* [TASK OBJECTIVE] Print out the material that follows word for word.

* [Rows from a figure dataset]
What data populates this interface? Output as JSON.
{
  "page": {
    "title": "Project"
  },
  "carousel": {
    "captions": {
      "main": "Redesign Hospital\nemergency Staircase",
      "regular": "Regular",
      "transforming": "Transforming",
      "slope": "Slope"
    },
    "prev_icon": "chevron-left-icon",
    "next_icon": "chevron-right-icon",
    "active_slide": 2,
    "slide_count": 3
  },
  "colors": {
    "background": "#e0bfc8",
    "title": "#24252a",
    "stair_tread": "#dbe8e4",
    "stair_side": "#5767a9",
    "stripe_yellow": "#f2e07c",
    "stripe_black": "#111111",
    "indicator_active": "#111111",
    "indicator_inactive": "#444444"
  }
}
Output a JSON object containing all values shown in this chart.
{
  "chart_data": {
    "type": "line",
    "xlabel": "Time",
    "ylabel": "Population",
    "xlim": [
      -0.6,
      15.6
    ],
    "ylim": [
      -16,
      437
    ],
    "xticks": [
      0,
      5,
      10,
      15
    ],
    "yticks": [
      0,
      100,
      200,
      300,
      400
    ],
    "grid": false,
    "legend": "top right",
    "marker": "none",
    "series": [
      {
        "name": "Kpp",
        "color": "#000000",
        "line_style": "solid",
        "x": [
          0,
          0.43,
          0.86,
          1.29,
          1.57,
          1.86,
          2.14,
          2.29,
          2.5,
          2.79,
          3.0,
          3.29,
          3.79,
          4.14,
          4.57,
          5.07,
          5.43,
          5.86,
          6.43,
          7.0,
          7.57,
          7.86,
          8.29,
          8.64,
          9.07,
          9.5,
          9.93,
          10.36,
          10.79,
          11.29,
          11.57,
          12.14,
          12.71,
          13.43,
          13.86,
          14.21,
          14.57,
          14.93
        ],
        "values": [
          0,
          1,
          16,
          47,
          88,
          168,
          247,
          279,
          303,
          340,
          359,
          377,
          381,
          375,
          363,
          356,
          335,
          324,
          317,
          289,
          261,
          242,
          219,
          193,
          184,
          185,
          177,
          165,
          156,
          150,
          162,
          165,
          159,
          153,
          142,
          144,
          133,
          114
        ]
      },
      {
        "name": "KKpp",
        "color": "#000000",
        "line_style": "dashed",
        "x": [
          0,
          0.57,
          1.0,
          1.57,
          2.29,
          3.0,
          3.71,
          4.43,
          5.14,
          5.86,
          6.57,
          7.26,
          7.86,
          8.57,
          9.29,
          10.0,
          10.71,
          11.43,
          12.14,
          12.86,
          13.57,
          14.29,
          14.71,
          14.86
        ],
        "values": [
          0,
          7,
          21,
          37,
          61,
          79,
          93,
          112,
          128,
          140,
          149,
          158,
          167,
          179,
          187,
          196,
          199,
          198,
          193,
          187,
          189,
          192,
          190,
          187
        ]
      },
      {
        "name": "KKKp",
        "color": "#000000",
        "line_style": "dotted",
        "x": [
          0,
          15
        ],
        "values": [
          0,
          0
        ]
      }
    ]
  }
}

* [RESULT]
What data populates this interface? Output as JSON.
{
  "page": {
    "title": "Project"
  },
  "carousel": {
    "captions": {
      "main": "Redesign Hospital\nemergency Staircase",
      "regular": "Regular",
      "transforming": "Transforming",
      "slope": "Slope"
    },
    "prev_icon": "chevron-left-icon",
    "next_icon": "chevron-right-icon",
    "active_slide": 2,
    "slide_count": 3
  },
  "colors": {
    "background": "#e0bfc8",
    "title": "#24252a",
    "stair_tread": "#dbe8e4",
    "stair_side": "#5767a9",
    "stripe_yellow": "#f2e07c",
    "stripe_black": "#111111",
    "indicator_active": "#111111",
    "indicator_inactive": "#444444"
  }
}
Output a JSON object containing all values shown in this chart.
{
  "chart_data": {
    "type": "line",
    "xlabel": "Time",
    "ylabel": "Population",
    "xlim": [
      -0.6,
      15.6
    ],
    "ylim": [
      -16,
      437
    ],
    "xticks": [
      0,
      5,
      10,
      15
    ],
    "yticks": [
      0,
      100,
      200,
      300,
      400
    ],
    "grid": false,
    "legend": "top right",
    "marker": "none",
    "series": [
      {
        "name": "Kpp",
        "color": "#000000",
        "line_style": "solid",
        "x": [
          0,
          0.43,
          0.86,
          1.29,
          1.57,
          1.86,
          2.14,
          2.29,
          2.5,
          2.79,
          3.0,
          3.29,
          3.79,
          4.14,
          4.57,
          5.07,
          5.43,
          5.86,
          6.43,
          7.0,
          7.57,
          7.86,
          8.29,
          8.64,
          9.07,
          9.5,
          9.93,
          10.36,
          10.79,
          11.29,
          11.57,
          12.14,
          12.71,
          13.43,
          13.86,
          14.21,
          14.57,
          14.93
        ],
        "values": [
          0,
          1,
          16,
          47,
          88,
          168,
          247,
          279,
          303,
          340,
          359,
          377,
          381,
          375,
          363,
          356,
          335,
          324,
          317,
          289,
          261,
          242,
          219,
          193,
          184,
          185,
          177,
          165,
          156,
          150,
          162,
          165,
          159,
          153,
          142,
          144,
          133,
          114
        ]
      },
      {
        "name": "KKpp",
        "color": "#000000",
        "line_style": "dashed",
        "x": [
          0,
          0.57,
          1.0,
          1.57,
          2.29,
          3.0,
          3.71,
          4.43,
          5.14,
          5.86,
          6.57,
          7.26,
          7.86,
          8.57,
          9.29,
          10.0,
          10.71,
          11.43,
          12.14,
          12.86,
          13.57,
          14.29,
          14.71,
          14.86
        ],
        "values": [
          0,
          7,
          21,
          37,
          61,
          79,
          93,
          112,
          128,
          140,
          149,
          158,
          167,
          179,
          187,
          196,
          199,
          198,
          193,
          187,
          189,
          192,
          190,
          187
        ]
      },
      {
        "name": "KKKp",
        "color": "#000000",
        "line_style": "dotted",
        "x": [
          0,
          15
        ],
        "values": [
          0,
          0
        ]
      }
    ]
  }
}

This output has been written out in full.